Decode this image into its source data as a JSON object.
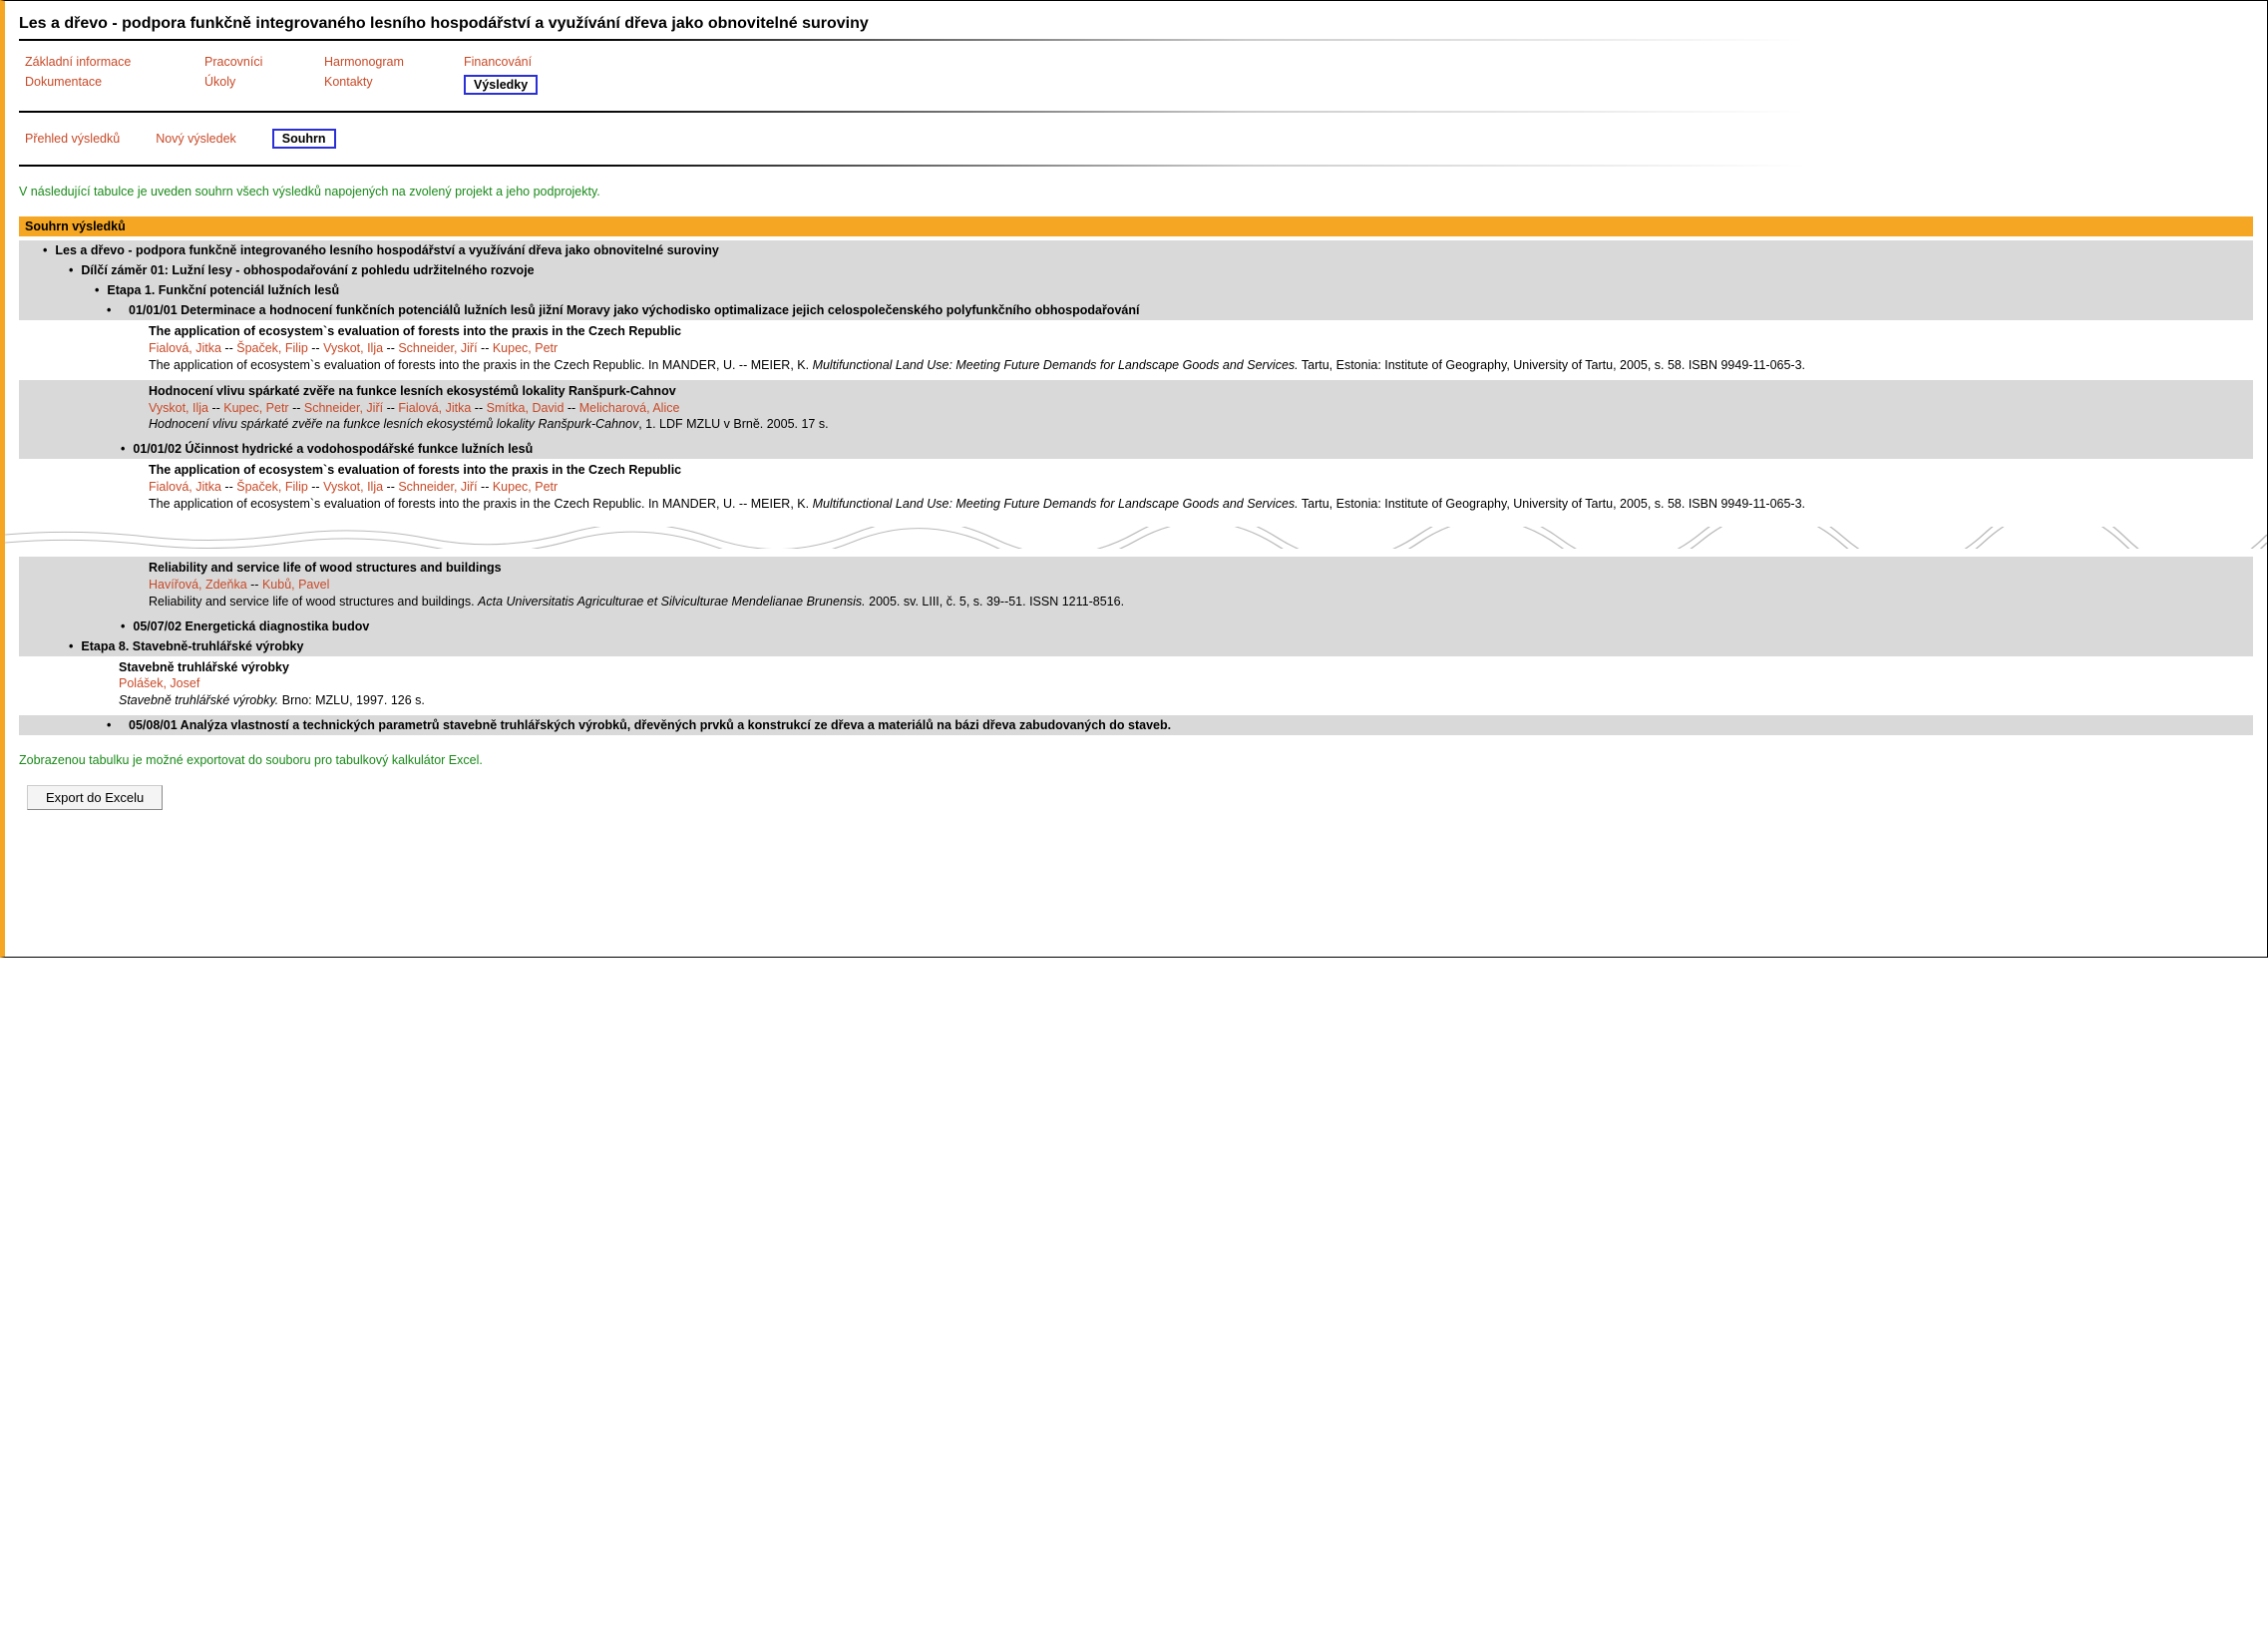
{
  "title": "Les a dřevo - podpora funkčně integrovaného lesního hospodářství a využívání dřeva jako obnovitelné suroviny",
  "nav": {
    "row1": [
      "Základní informace",
      "Pracovníci",
      "Harmonogram",
      "Financování"
    ],
    "row2": [
      "Dokumentace",
      "Úkoly",
      "Kontakty",
      "Výsledky"
    ],
    "active_primary": "Výsledky"
  },
  "subnav": {
    "items": [
      "Přehled výsledků",
      "Nový výsledek",
      "Souhrn"
    ],
    "active": "Souhrn"
  },
  "intro_note": "V následující tabulce je uveden souhrn všech výsledků napojených na zvolený projekt a jeho podprojekty.",
  "section_header": "Souhrn výsledků",
  "tree": {
    "project": "Les a dřevo - podpora funkčně integrovaného lesního hospodářství a využívání dřeva jako obnovitelné suroviny",
    "dilci": "Dílčí záměr 01: Lužní lesy - obhospodařování z pohledu udržitelného rozvoje",
    "etapa1": "Etapa 1. Funkční potenciál lužních lesů",
    "task_010101": "01/01/01 Determinace a hodnocení funkčních potenciálů lužních lesů jižní Moravy jako východisko optimalizace jejich celospolečenského polyfunkčního obhospodařování",
    "task_010102": "01/01/02 Účinnost hydrické a vodohospodářské funkce lužních lesů",
    "task_050702": "05/07/02 Energetická diagnostika budov",
    "etapa8": "Etapa 8. Stavebně-truhlářské výrobky",
    "task_050801": "05/08/01 Analýza vlastností a technických parametrů stavebně truhlářských výrobků, dřevěných prvků a konstrukcí ze dřeva a materiálů na bázi dřeva zabudovaných do staveb."
  },
  "pubs": {
    "p1": {
      "title": "The application of ecosystem`s evaluation of forests into the praxis in the Czech Republic",
      "authors": [
        "Fialová, Jitka",
        "Špaček, Filip",
        "Vyskot, Ilja",
        "Schneider, Jiří",
        "Kupec, Petr"
      ],
      "citation_pre": "The application of ecosystem`s evaluation of forests into the praxis in the Czech Republic. In MANDER, U. -- MEIER, K. ",
      "citation_ital": "Multifunctional Land Use: Meeting Future Demands for Landscape Goods and Services.",
      "citation_post": " Tartu, Estonia: Institute of Geography, University of Tartu, 2005, s. 58. ISBN 9949-11-065-3."
    },
    "p2": {
      "title": "Hodnocení vlivu spárkaté zvěře na funkce lesních ekosystémů lokality Ranšpurk-Cahnov",
      "authors": [
        "Vyskot, Ilja",
        "Kupec, Petr",
        "Schneider, Jiří",
        "Fialová, Jitka",
        "Smítka, David",
        "Melicharová, Alice"
      ],
      "citation_ital": "Hodnocení vlivu spárkaté zvěře na funkce lesních ekosystémů lokality Ranšpurk-Cahnov",
      "citation_post": ", 1. LDF MZLU v Brně. 2005. 17 s."
    },
    "p3": {
      "title": "The application of ecosystem`s evaluation of forests into the praxis in the Czech Republic",
      "authors": [
        "Fialová, Jitka",
        "Špaček, Filip",
        "Vyskot, Ilja",
        "Schneider, Jiří",
        "Kupec, Petr"
      ],
      "citation_pre": "The application of ecosystem`s evaluation of forests into the praxis in the Czech Republic. In MANDER, U. -- MEIER, K. ",
      "citation_ital": "Multifunctional Land Use: Meeting Future Demands for Landscape Goods and Services.",
      "citation_post": " Tartu, Estonia: Institute of Geography, University of Tartu, 2005, s. 58. ISBN 9949-11-065-3."
    },
    "p4": {
      "title": "Reliability and service life of wood structures and buildings",
      "authors": [
        "Havířová, Zdeňka",
        "Kubů, Pavel"
      ],
      "citation_pre": "Reliability and service life of wood structures and buildings. ",
      "citation_ital": "Acta Universitatis Agriculturae et Silviculturae Mendelianae Brunensis.",
      "citation_post": " 2005. sv. LIII, č. 5, s. 39--51. ISSN 1211-8516."
    },
    "p5": {
      "title": "Stavebně truhlářské výrobky",
      "authors": [
        "Polášek, Josef"
      ],
      "citation_ital": "Stavebně truhlářské výrobky.",
      "citation_post": " Brno: MZLU, 1997. 126 s."
    }
  },
  "export_note": "Zobrazenou tabulku je možné exportovat do souboru pro tabulkový kalkulátor Excel.",
  "export_button": "Export do Excelu"
}
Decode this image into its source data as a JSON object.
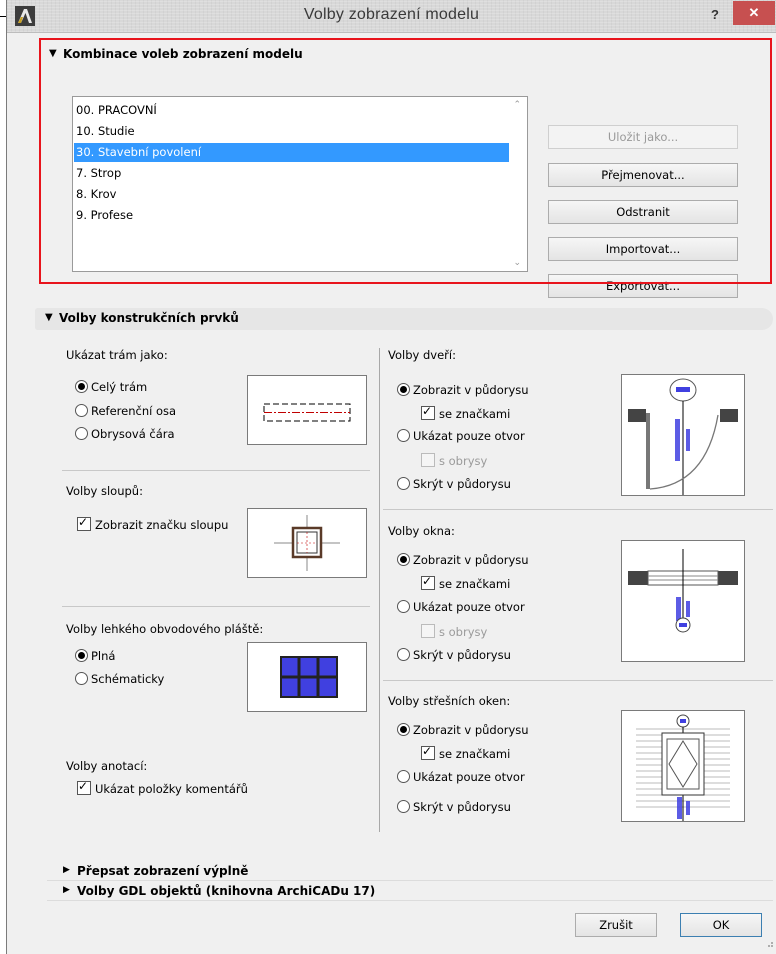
{
  "window": {
    "title": "Volby zobrazení modelu",
    "help": "?",
    "close": "✕"
  },
  "combos": {
    "header": "Kombinace voleb zobrazení modelu",
    "items": [
      {
        "label": "00. PRACOVNÍ",
        "selected": false
      },
      {
        "label": "10. Studie",
        "selected": false
      },
      {
        "label": "30. Stavební povolení",
        "selected": true
      },
      {
        "label": "7. Strop",
        "selected": false
      },
      {
        "label": "8. Krov",
        "selected": false
      },
      {
        "label": "9. Profese",
        "selected": false
      }
    ],
    "buttons": {
      "save_as": "Uložit jako...",
      "rename": "Přejmenovat...",
      "delete": "Odstranit",
      "import": "Importovat...",
      "export": "Exportovat..."
    }
  },
  "construction": {
    "header": "Volby konstrukčních prvků",
    "beam": {
      "title": "Ukázat trám jako:",
      "options": [
        "Celý trám",
        "Referenční osa",
        "Obrysová čára"
      ],
      "selected": 0
    },
    "column": {
      "title": "Volby sloupů:",
      "show_symbol": "Zobrazit značku sloupu",
      "checked": true
    },
    "curtain_wall": {
      "title": "Volby lehkého obvodového pláště:",
      "options": [
        "Plná",
        "Schématicky"
      ],
      "selected": 0
    },
    "annotation": {
      "title": "Volby anotací:",
      "show_comments": "Ukázat položky komentářů",
      "checked": true
    },
    "door": {
      "title": "Volby dveří:",
      "show_in_plan": "Zobrazit v půdorysu",
      "with_markers": "se značkami",
      "opening_only": "Ukázat pouze otvor",
      "with_outlines": "s obrysy",
      "hide_in_plan": "Skrýt v půdorysu"
    },
    "window": {
      "title": "Volby okna:",
      "show_in_plan": "Zobrazit v půdorysu",
      "with_markers": "se značkami",
      "opening_only": "Ukázat pouze otvor",
      "with_outlines": "s obrysy",
      "hide_in_plan": "Skrýt v půdorysu"
    },
    "skylight": {
      "title": "Volby střešních oken:",
      "show_in_plan": "Zobrazit v půdorysu",
      "with_markers": "se značkami",
      "opening_only": "Ukázat pouze otvor",
      "hide_in_plan": "Skrýt v půdorysu"
    }
  },
  "override": {
    "header": "Přepsat zobrazení výplně"
  },
  "gdl": {
    "header": "Volby GDL objektů (knihovna ArchiCADu 17)"
  },
  "footer": {
    "cancel": "Zrušit",
    "ok": "OK"
  },
  "colors": {
    "accent_selection": "#3399ff",
    "highlight_frame": "#e8141c",
    "close_button": "#c75050",
    "preview_blue": "#4040e0"
  }
}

+ + + + +

* EXERCISE TASK
Copy all the entries word for word. Omit any pictures.

* RESPONSE TO THIS TASK
Decode this image into its source data as a JSON object.
{
  "title": "Les a dřevo - podpora funkčně integrovaného lesního hospodářství a využívání dřeva jako obnovitelné suroviny",
  "nav": {
    "row1": [
      "Základní informace",
      "Pracovníci",
      "Harmonogram",
      "Financování"
    ],
    "row2": [
      "Dokumentace",
      "Úkoly",
      "Kontakty",
      "Výsledky"
    ],
    "active_primary": "Výsledky"
  },
  "subnav": {
    "items": [
      "Přehled výsledků",
      "Nový výsledek",
      "Souhrn"
    ],
    "active": "Souhrn"
  },
  "intro_note": "V následující tabulce je uveden souhrn všech výsledků napojených na zvolený projekt a jeho podprojekty.",
  "section_header": "Souhrn výsledků",
  "tree": {
    "project": "Les a dřevo - podpora funkčně integrovaného lesního hospodářství a využívání dřeva jako obnovitelné suroviny",
    "dilci": "Dílčí záměr 01: Lužní lesy - obhospodařování z pohledu udržitelného rozvoje",
    "etapa1": "Etapa 1. Funkční potenciál lužních lesů",
    "task_010101": "01/01/01 Determinace a hodnocení funkčních potenciálů lužních lesů jižní Moravy jako východisko optimalizace jejich celospolečenského polyfunkčního obhospodařování",
    "task_010102": "01/01/02 Účinnost hydrické a vodohospodářské funkce lužních lesů",
    "task_050702": "05/07/02 Energetická diagnostika budov",
    "etapa8": "Etapa 8. Stavebně-truhlářské výrobky",
    "task_050801": "05/08/01 Analýza vlastností a technických parametrů stavebně truhlářských výrobků, dřevěných prvků a konstrukcí ze dřeva a materiálů na bázi dřeva zabudovaných do staveb."
  },
  "pubs": {
    "p1": {
      "title": "The application of ecosystem`s evaluation of forests into the praxis in the Czech Republic",
      "authors": [
        "Fialová, Jitka",
        "Špaček, Filip",
        "Vyskot, Ilja",
        "Schneider, Jiří",
        "Kupec, Petr"
      ],
      "citation_pre": "The application of ecosystem`s evaluation of forests into the praxis in the Czech Republic. In MANDER, U. -- MEIER, K. ",
      "citation_ital": "Multifunctional Land Use: Meeting Future Demands for Landscape Goods and Services.",
      "citation_post": " Tartu, Estonia: Institute of Geography, University of Tartu, 2005, s. 58. ISBN 9949-11-065-3."
    },
    "p2": {
      "title": "Hodnocení vlivu spárkaté zvěře na funkce lesních ekosystémů lokality Ranšpurk-Cahnov",
      "authors": [
        "Vyskot, Ilja",
        "Kupec, Petr",
        "Schneider, Jiří",
        "Fialová, Jitka",
        "Smítka, David",
        "Melicharová, Alice"
      ],
      "citation_ital": "Hodnocení vlivu spárkaté zvěře na funkce lesních ekosystémů lokality Ranšpurk-Cahnov",
      "citation_post": ", 1. LDF MZLU v Brně. 2005. 17 s."
    },
    "p3": {
      "title": "The application of ecosystem`s evaluation of forests into the praxis in the Czech Republic",
      "authors": [
        "Fialová, Jitka",
        "Špaček, Filip",
        "Vyskot, Ilja",
        "Schneider, Jiří",
        "Kupec, Petr"
      ],
      "citation_pre": "The application of ecosystem`s evaluation of forests into the praxis in the Czech Republic. In MANDER, U. -- MEIER, K. ",
      "citation_ital": "Multifunctional Land Use: Meeting Future Demands for Landscape Goods and Services.",
      "citation_post": " Tartu, Estonia: Institute of Geography, University of Tartu, 2005, s. 58. ISBN 9949-11-065-3."
    },
    "p4": {
      "title": "Reliability and service life of wood structures and buildings",
      "authors": [
        "Havířová, Zdeňka",
        "Kubů, Pavel"
      ],
      "citation_pre": "Reliability and service life of wood structures and buildings. ",
      "citation_ital": "Acta Universitatis Agriculturae et Silviculturae Mendelianae Brunensis.",
      "citation_post": " 2005. sv. LIII, č. 5, s. 39--51. ISSN 1211-8516."
    },
    "p5": {
      "title": "Stavebně truhlářské výrobky",
      "authors": [
        "Polášek, Josef"
      ],
      "citation_ital": "Stavebně truhlářské výrobky.",
      "citation_post": " Brno: MZLU, 1997. 126 s."
    }
  },
  "export_note": "Zobrazenou tabulku je možné exportovat do souboru pro tabulkový kalkulátor Excel.",
  "export_button": "Export do Excelu"
}
Decode this image into its source data as a JSON object.
{
  "window": {
    "title": "Volby zobrazení modelu",
    "help": "?",
    "close": "✕"
  },
  "combos": {
    "header": "Kombinace voleb zobrazení modelu",
    "items": [
      {
        "label": "00. PRACOVNÍ",
        "selected": false
      },
      {
        "label": "10. Studie",
        "selected": false
      },
      {
        "label": "30. Stavební povolení",
        "selected": true
      },
      {
        "label": "7. Strop",
        "selected": false
      },
      {
        "label": "8. Krov",
        "selected": false
      },
      {
        "label": "9. Profese",
        "selected": false
      }
    ],
    "buttons": {
      "save_as": "Uložit jako...",
      "rename": "Přejmenovat...",
      "delete": "Odstranit",
      "import": "Importovat...",
      "export": "Exportovat..."
    }
  },
  "construction": {
    "header": "Volby konstrukčních prvků",
    "beam": {
      "title": "Ukázat trám jako:",
      "options": [
        "Celý trám",
        "Referenční osa",
        "Obrysová čára"
      ],
      "selected": 0
    },
    "column": {
      "title": "Volby sloupů:",
      "show_symbol": "Zobrazit značku sloupu",
      "checked": true
    },
    "curtain_wall": {
      "title": "Volby lehkého obvodového pláště:",
      "options": [
        "Plná",
        "Schématicky"
      ],
      "selected": 0
    },
    "annotation": {
      "title": "Volby anotací:",
      "show_comments": "Ukázat položky komentářů",
      "checked": true
    },
    "door": {
      "title": "Volby dveří:",
      "show_in_plan": "Zobrazit v půdorysu",
      "with_markers": "se značkami",
      "opening_only": "Ukázat pouze otvor",
      "with_outlines": "s obrysy",
      "hide_in_plan": "Skrýt v půdorysu"
    },
    "window": {
      "title": "Volby okna:",
      "show_in_plan": "Zobrazit v půdorysu",
      "with_markers": "se značkami",
      "opening_only": "Ukázat pouze otvor",
      "with_outlines": "s obrysy",
      "hide_in_plan": "Skrýt v půdorysu"
    },
    "skylight": {
      "title": "Volby střešních oken:",
      "show_in_plan": "Zobrazit v půdorysu",
      "with_markers": "se značkami",
      "opening_only": "Ukázat pouze otvor",
      "hide_in_plan": "Skrýt v půdorysu"
    }
  },
  "override": {
    "header": "Přepsat zobrazení výplně"
  },
  "gdl": {
    "header": "Volby GDL objektů (knihovna ArchiCADu 17)"
  },
  "footer": {
    "cancel": "Zrušit",
    "ok": "OK"
  },
  "colors": {
    "accent_selection": "#3399ff",
    "highlight_frame": "#e8141c",
    "close_button": "#c75050",
    "preview_blue": "#4040e0"
  }
}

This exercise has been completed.